Copy every line from the data below in which the string "组织建设" can be found.

## MATERIAL SHOWN:
--- begin ---
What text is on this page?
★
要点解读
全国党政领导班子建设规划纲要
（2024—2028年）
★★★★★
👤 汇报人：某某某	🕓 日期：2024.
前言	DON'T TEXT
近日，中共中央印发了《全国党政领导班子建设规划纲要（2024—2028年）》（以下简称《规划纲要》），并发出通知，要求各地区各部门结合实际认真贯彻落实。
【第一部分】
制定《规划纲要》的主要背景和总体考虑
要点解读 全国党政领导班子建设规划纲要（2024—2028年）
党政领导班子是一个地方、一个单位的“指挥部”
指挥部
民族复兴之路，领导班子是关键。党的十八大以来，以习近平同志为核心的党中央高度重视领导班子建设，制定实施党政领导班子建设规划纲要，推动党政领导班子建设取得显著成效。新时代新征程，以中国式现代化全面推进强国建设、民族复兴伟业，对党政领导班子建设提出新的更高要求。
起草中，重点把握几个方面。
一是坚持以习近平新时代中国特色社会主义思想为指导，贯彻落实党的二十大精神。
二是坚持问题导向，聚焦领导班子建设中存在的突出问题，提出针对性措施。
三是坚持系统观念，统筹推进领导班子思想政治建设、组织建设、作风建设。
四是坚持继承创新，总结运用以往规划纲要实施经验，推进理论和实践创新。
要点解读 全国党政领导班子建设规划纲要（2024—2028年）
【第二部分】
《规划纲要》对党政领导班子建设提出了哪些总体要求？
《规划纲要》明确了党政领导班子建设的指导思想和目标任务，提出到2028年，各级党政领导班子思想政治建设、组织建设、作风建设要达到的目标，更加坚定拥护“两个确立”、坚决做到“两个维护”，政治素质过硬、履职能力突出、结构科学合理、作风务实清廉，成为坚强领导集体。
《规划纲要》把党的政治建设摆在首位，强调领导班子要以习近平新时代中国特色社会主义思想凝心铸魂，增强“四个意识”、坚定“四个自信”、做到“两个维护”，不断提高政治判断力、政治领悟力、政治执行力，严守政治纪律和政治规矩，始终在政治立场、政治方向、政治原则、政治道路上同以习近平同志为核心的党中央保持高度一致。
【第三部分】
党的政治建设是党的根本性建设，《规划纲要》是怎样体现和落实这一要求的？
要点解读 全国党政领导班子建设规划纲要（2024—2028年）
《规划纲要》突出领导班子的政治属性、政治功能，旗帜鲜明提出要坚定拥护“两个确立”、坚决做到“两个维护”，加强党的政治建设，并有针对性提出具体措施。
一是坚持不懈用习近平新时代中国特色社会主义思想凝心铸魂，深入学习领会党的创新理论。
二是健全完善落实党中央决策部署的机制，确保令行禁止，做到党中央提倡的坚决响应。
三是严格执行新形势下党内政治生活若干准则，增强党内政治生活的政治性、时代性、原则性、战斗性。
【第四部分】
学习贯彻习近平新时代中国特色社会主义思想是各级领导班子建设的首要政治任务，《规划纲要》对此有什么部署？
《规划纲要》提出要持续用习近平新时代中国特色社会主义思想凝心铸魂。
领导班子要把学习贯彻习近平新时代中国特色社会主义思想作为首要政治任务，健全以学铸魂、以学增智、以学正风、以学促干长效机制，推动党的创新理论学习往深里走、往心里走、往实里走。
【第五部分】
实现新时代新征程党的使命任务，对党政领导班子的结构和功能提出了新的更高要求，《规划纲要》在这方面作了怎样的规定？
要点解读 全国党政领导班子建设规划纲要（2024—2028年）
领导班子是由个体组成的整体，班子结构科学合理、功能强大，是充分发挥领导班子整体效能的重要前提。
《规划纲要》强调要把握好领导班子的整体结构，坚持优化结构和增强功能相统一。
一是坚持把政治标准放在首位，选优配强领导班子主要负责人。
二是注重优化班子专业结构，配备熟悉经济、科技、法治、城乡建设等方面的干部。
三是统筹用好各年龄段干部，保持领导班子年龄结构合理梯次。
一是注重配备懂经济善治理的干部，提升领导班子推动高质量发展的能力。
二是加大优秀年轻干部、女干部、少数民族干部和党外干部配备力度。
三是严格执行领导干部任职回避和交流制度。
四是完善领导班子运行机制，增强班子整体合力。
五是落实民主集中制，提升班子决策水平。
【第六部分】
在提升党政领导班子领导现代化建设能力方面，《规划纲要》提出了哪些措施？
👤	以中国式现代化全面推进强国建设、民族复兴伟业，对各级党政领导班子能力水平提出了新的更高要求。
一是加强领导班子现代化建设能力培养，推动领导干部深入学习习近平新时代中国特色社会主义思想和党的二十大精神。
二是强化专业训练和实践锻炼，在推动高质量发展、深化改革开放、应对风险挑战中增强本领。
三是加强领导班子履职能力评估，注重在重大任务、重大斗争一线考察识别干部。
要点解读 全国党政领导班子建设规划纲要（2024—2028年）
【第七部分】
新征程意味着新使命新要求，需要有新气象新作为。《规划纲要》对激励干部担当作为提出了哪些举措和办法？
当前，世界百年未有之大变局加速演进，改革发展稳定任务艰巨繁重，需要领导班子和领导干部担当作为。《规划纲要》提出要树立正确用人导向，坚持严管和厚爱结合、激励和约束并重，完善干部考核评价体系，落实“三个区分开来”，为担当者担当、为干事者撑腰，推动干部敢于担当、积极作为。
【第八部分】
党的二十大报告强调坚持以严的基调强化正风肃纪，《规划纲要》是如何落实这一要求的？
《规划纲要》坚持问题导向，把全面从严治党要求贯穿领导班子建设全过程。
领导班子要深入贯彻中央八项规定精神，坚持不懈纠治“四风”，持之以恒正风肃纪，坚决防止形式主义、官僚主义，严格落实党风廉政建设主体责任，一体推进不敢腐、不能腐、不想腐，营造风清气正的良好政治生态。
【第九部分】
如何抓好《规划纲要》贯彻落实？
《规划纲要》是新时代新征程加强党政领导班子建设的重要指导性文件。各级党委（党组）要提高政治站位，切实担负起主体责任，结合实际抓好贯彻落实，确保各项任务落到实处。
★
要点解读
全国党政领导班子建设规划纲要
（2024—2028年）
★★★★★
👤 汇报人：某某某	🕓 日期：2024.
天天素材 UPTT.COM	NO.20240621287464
--- end ---
## REPLY TO THE TASK:
三是坚持系统观念，统筹推进领导班子思想政治建设、组织建设、作风建设。
《规划纲要》明确了党政领导班子建设的指导思想和目标任务，提出到2028年，各级党政领导班子思想政治建设、组织建设、作风建设要达到的目标，更加坚定拥护“两个确立”、坚决做到“两个维护”，政治素质过硬、履职能力突出、结构科学合理、作风务实清廉，成为坚强领导集体。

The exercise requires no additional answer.